■ **Set exercise**:
Nothing may be dropped or altered: reproduce all the data.

■ **Information provided**:
"""

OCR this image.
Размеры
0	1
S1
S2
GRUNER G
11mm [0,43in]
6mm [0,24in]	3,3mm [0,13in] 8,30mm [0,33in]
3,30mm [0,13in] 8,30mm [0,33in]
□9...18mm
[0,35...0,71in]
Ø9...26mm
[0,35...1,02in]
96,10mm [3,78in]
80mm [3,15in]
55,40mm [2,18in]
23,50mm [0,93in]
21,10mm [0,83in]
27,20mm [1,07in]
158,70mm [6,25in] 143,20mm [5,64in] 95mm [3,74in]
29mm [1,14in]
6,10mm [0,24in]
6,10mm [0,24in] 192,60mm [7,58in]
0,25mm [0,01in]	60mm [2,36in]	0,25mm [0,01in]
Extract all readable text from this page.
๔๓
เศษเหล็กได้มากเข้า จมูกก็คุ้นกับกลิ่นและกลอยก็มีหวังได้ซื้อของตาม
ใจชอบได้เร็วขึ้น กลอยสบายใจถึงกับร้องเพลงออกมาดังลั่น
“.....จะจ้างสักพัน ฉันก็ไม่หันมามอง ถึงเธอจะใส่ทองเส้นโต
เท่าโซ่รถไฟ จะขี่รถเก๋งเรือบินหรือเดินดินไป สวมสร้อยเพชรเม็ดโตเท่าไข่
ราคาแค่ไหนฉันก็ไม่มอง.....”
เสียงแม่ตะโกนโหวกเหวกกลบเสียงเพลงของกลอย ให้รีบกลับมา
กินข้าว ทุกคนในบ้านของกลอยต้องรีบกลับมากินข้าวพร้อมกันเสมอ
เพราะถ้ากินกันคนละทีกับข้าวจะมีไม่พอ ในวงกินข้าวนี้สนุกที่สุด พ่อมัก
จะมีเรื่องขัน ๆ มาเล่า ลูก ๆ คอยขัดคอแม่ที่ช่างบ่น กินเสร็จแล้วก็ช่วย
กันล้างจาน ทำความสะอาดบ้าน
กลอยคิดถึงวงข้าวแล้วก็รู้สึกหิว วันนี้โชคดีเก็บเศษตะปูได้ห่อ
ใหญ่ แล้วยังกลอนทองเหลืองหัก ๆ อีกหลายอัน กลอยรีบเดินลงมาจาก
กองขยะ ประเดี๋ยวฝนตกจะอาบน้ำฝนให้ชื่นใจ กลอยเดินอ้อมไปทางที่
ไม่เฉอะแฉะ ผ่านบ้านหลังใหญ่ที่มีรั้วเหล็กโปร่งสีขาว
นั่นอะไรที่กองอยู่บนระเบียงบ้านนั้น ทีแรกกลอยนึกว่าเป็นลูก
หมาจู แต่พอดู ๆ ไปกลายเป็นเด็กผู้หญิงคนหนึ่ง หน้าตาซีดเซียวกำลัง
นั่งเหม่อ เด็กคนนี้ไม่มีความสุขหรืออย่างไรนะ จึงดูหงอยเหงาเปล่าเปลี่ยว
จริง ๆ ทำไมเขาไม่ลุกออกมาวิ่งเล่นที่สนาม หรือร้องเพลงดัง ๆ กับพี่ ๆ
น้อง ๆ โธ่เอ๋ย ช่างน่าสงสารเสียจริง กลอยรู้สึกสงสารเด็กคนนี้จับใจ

"""

■ **Exercise output**:
OCR this image.
Размеры
0	1
S1
S2
GRUNER G
11mm [0,43in]
6mm [0,24in]	3,3mm [0,13in] 8,30mm [0,33in]
3,30mm [0,13in] 8,30mm [0,33in]
□9...18mm
[0,35...0,71in]
Ø9...26mm
[0,35...1,02in]
96,10mm [3,78in]
80mm [3,15in]
55,40mm [2,18in]
23,50mm [0,93in]
21,10mm [0,83in]
27,20mm [1,07in]
158,70mm [6,25in] 143,20mm [5,64in] 95mm [3,74in]
29mm [1,14in]
6,10mm [0,24in]
6,10mm [0,24in] 192,60mm [7,58in]
0,25mm [0,01in]	60mm [2,36in]	0,25mm [0,01in]
Extract all readable text from this page.
๔๓
เศษเหล็กได้มากเข้า จมูกก็คุ้นกับกลิ่นและกลอยก็มีหวังได้ซื้อของตาม
ใจชอบได้เร็วขึ้น กลอยสบายใจถึงกับร้องเพลงออกมาดังลั่น
“.....จะจ้างสักพัน ฉันก็ไม่หันมามอง ถึงเธอจะใส่ทองเส้นโต
เท่าโซ่รถไฟ จะขี่รถเก๋งเรือบินหรือเดินดินไป สวมสร้อยเพชรเม็ดโตเท่าไข่
ราคาแค่ไหนฉันก็ไม่มอง.....”
เสียงแม่ตะโกนโหวกเหวกกลบเสียงเพลงของกลอย ให้รีบกลับมา
กินข้าว ทุกคนในบ้านของกลอยต้องรีบกลับมากินข้าวพร้อมกันเสมอ
เพราะถ้ากินกันคนละทีกับข้าวจะมีไม่พอ ในวงกินข้าวนี้สนุกที่สุด พ่อมัก
จะมีเรื่องขัน ๆ มาเล่า ลูก ๆ คอยขัดคอแม่ที่ช่างบ่น กินเสร็จแล้วก็ช่วย
กันล้างจาน ทำความสะอาดบ้าน
กลอยคิดถึงวงข้าวแล้วก็รู้สึกหิว วันนี้โชคดีเก็บเศษตะปูได้ห่อ
ใหญ่ แล้วยังกลอนทองเหลืองหัก ๆ อีกหลายอัน กลอยรีบเดินลงมาจาก
กองขยะ ประเดี๋ยวฝนตกจะอาบน้ำฝนให้ชื่นใจ กลอยเดินอ้อมไปทางที่
ไม่เฉอะแฉะ ผ่านบ้านหลังใหญ่ที่มีรั้วเหล็กโปร่งสีขาว
นั่นอะไรที่กองอยู่บนระเบียงบ้านนั้น ทีแรกกลอยนึกว่าเป็นลูก
หมาจู แต่พอดู ๆ ไปกลายเป็นเด็กผู้หญิงคนหนึ่ง หน้าตาซีดเซียวกำลัง
นั่งเหม่อ เด็กคนนี้ไม่มีความสุขหรืออย่างไรนะ จึงดูหงอยเหงาเปล่าเปลี่ยว
จริง ๆ ทำไมเขาไม่ลุกออกมาวิ่งเล่นที่สนาม หรือร้องเพลงดัง ๆ กับพี่ ๆ
น้อง ๆ โธ่เอ๋ย ช่างน่าสงสารเสียจริง กลอยรู้สึกสงสารเด็กคนนี้จับใจ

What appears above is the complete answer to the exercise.